_Written task_: Pick every line from the data that holds the word "right".

_Given data_:
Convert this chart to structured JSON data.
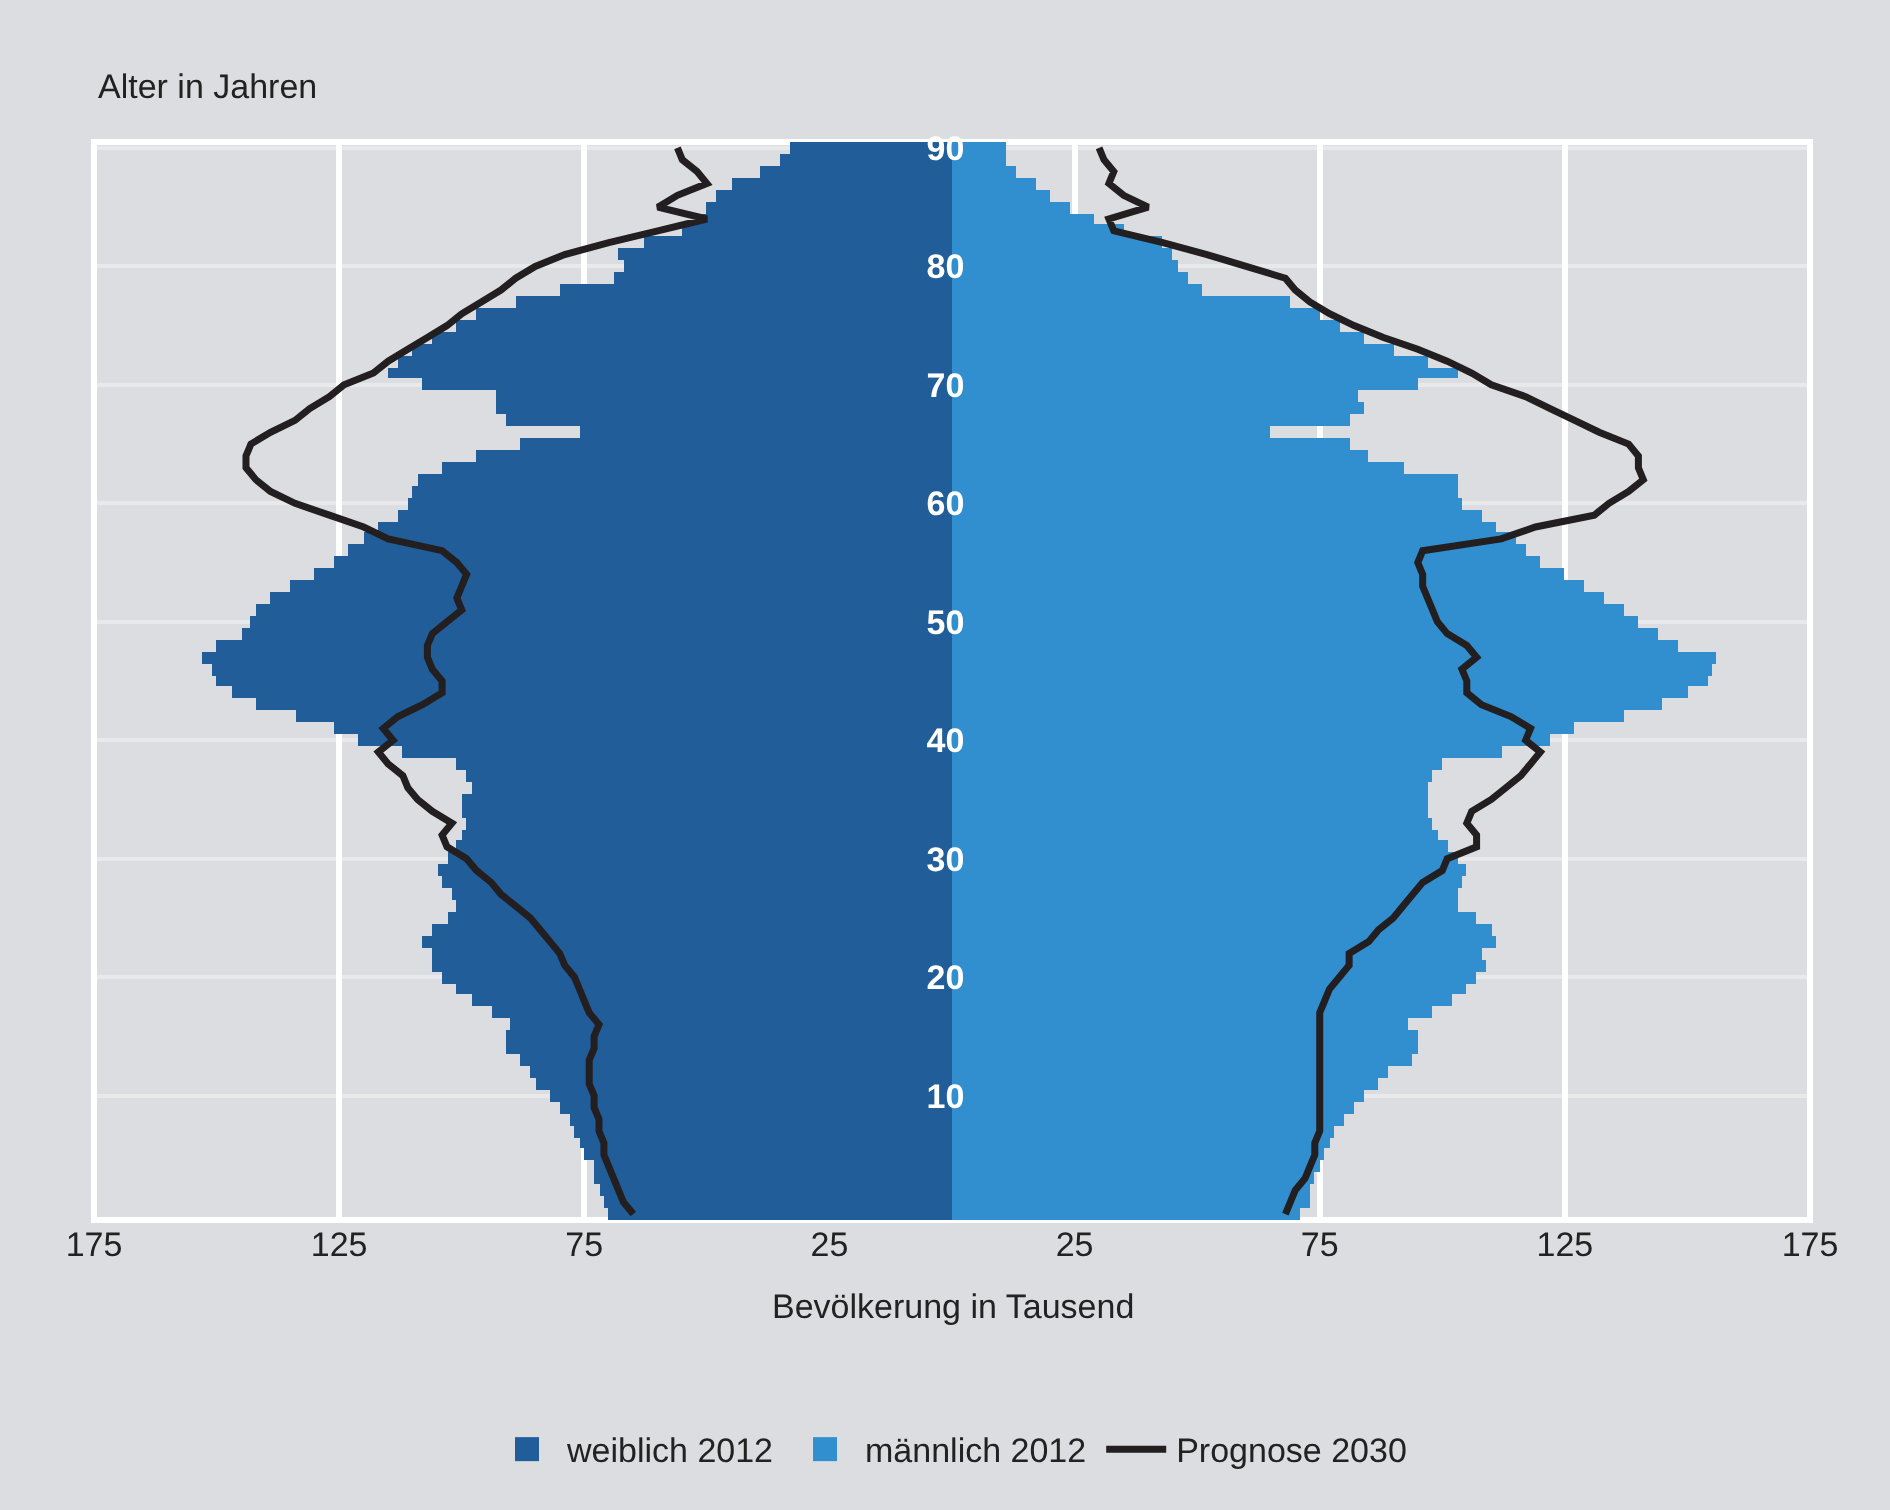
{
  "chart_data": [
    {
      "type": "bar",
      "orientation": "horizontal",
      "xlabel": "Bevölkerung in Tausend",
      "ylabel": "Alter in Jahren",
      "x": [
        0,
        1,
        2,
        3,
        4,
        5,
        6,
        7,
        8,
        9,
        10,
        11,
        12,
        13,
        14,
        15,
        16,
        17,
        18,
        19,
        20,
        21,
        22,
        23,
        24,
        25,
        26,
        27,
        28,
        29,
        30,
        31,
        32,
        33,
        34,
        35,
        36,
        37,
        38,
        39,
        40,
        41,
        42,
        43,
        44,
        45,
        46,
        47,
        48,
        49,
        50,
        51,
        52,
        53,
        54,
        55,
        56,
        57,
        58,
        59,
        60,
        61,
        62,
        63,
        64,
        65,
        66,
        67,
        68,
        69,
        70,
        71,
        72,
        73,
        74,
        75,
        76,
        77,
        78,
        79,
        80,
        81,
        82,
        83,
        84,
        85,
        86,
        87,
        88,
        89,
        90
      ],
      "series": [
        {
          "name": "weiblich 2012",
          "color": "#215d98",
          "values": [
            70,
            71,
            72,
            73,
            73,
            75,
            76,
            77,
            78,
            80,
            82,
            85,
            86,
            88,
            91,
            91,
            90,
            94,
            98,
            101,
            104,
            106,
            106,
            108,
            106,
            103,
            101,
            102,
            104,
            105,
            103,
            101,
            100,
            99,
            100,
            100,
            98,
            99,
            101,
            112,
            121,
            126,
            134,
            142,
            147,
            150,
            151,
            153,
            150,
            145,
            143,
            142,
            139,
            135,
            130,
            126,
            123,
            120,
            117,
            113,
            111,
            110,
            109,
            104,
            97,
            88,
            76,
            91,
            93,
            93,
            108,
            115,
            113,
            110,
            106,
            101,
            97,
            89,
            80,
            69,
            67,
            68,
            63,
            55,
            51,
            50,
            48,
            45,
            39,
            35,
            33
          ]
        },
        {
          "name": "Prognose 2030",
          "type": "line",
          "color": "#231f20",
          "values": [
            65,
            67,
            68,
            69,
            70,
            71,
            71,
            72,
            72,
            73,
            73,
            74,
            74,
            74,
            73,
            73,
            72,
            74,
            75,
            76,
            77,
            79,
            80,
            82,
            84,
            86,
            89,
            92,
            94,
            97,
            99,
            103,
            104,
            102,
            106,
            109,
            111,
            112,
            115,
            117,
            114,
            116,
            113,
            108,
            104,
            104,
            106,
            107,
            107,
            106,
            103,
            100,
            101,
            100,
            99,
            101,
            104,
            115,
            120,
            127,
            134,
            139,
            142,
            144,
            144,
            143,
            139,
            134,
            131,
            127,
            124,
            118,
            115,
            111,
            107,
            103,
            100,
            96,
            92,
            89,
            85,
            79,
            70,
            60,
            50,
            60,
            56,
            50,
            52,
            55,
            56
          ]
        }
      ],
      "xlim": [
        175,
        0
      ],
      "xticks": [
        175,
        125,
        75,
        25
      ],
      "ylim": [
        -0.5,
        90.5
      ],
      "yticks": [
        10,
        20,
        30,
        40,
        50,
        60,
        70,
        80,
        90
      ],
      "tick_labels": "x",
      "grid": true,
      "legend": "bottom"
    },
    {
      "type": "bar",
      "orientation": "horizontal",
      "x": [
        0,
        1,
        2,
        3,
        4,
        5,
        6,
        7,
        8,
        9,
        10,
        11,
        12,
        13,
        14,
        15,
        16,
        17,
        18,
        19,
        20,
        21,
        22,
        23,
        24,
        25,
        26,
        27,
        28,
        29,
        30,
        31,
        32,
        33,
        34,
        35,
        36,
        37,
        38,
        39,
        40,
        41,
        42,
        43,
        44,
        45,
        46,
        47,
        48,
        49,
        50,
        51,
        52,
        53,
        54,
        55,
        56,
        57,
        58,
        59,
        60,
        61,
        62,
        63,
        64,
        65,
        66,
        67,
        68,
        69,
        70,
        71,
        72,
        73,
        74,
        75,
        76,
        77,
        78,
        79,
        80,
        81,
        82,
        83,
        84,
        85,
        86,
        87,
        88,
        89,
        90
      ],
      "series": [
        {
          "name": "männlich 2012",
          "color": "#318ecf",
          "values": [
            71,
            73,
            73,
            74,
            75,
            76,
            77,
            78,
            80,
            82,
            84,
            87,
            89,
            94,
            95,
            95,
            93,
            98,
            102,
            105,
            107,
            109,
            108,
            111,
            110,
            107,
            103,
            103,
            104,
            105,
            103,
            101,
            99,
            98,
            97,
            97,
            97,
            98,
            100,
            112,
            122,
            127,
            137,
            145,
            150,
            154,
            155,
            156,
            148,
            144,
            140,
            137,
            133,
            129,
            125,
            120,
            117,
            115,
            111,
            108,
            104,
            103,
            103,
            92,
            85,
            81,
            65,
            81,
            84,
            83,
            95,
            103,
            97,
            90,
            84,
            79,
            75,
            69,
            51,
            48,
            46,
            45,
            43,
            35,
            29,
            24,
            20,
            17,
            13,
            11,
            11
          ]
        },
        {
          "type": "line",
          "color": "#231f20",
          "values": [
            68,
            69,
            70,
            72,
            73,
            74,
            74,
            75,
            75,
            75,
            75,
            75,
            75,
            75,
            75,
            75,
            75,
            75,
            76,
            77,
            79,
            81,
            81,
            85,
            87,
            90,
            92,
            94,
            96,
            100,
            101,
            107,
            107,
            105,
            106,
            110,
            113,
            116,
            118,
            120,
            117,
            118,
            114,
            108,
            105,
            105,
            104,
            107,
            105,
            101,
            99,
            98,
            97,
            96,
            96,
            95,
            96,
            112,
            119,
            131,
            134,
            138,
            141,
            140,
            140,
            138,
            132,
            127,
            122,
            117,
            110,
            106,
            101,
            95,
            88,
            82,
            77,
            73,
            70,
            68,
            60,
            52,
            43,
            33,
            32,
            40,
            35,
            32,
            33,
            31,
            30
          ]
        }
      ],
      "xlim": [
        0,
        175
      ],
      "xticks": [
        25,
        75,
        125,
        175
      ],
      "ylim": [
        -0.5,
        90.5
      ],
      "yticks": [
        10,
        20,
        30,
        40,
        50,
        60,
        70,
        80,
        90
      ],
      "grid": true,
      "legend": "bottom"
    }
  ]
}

...

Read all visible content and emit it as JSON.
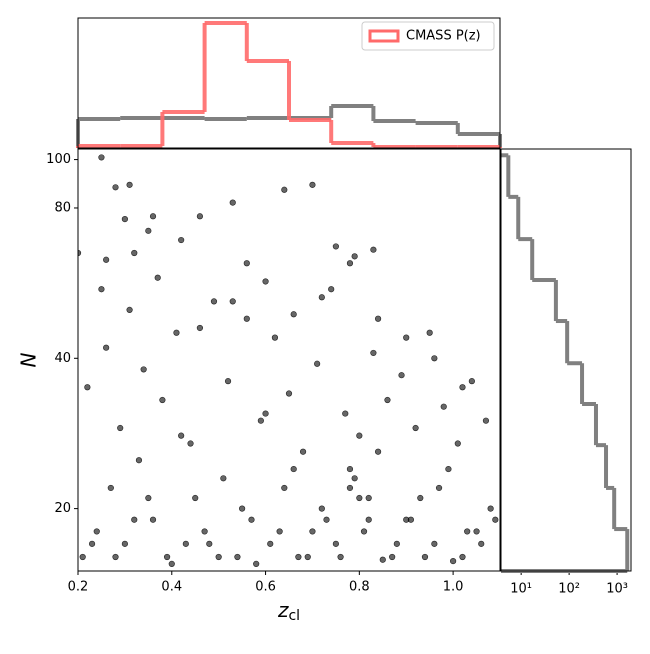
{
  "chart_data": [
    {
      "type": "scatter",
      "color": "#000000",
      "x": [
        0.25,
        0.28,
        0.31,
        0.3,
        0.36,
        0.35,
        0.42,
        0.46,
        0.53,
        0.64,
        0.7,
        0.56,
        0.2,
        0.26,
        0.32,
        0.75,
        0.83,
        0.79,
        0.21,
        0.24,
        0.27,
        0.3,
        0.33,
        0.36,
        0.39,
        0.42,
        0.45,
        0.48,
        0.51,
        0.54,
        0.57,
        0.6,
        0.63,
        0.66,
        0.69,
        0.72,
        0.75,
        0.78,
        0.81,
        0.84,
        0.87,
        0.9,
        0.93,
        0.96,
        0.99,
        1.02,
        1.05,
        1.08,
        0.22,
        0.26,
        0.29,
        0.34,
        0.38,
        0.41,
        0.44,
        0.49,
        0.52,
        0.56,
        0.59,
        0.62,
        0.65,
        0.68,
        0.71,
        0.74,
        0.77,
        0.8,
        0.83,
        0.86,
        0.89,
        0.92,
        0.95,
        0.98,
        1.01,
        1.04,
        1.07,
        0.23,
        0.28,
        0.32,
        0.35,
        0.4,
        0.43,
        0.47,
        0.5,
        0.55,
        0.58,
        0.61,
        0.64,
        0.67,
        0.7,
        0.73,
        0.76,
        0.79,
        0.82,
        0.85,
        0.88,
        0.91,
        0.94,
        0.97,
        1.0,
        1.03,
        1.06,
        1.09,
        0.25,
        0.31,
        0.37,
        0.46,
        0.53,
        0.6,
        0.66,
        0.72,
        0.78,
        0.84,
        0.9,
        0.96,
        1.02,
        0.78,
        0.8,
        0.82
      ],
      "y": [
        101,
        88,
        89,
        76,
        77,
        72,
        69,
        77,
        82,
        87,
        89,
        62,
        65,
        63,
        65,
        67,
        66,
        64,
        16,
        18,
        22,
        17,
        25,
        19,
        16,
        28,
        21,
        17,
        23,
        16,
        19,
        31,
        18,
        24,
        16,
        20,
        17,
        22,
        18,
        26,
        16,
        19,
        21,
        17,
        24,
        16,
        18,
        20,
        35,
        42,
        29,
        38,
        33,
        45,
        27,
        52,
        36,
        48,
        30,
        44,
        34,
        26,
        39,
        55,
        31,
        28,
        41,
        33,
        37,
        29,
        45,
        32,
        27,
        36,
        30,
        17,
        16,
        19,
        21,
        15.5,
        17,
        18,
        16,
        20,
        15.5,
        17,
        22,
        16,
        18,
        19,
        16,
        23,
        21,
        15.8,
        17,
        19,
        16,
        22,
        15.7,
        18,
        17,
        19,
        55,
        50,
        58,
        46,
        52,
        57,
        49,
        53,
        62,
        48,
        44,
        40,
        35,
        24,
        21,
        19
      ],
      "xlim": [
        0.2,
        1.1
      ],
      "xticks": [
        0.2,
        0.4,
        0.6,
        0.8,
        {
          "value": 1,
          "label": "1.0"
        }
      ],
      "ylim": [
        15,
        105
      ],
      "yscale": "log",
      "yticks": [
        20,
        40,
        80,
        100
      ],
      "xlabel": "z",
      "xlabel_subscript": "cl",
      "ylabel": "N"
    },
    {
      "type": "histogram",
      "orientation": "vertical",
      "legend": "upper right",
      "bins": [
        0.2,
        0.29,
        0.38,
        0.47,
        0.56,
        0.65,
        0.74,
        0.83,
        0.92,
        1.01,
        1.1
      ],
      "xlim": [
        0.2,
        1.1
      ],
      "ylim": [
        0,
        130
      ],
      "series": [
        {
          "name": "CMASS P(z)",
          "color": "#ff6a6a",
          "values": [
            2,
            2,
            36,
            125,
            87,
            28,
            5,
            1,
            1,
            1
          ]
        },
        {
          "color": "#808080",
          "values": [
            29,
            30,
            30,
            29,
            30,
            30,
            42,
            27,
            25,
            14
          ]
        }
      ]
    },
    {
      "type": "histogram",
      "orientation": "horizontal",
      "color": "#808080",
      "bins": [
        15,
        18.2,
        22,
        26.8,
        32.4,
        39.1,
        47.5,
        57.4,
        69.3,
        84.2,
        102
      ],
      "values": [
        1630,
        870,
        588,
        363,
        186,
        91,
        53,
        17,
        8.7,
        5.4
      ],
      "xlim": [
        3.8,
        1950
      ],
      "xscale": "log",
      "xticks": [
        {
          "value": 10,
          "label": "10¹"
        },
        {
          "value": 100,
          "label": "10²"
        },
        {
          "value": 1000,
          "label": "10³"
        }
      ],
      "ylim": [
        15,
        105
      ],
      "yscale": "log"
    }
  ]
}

==

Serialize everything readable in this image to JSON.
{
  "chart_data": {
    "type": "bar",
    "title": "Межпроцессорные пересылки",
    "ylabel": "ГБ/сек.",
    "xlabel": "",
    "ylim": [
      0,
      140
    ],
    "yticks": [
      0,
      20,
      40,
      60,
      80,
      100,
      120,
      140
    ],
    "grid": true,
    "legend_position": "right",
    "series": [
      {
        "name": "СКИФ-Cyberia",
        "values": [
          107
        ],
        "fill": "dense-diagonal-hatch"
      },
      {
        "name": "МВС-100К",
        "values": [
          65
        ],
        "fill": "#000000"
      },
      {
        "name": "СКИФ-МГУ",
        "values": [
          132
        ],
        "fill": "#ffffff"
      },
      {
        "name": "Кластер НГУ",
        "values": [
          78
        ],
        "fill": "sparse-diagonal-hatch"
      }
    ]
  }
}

_Reply to the task_:
      "legend": "upper right",
    "legend_position": "right",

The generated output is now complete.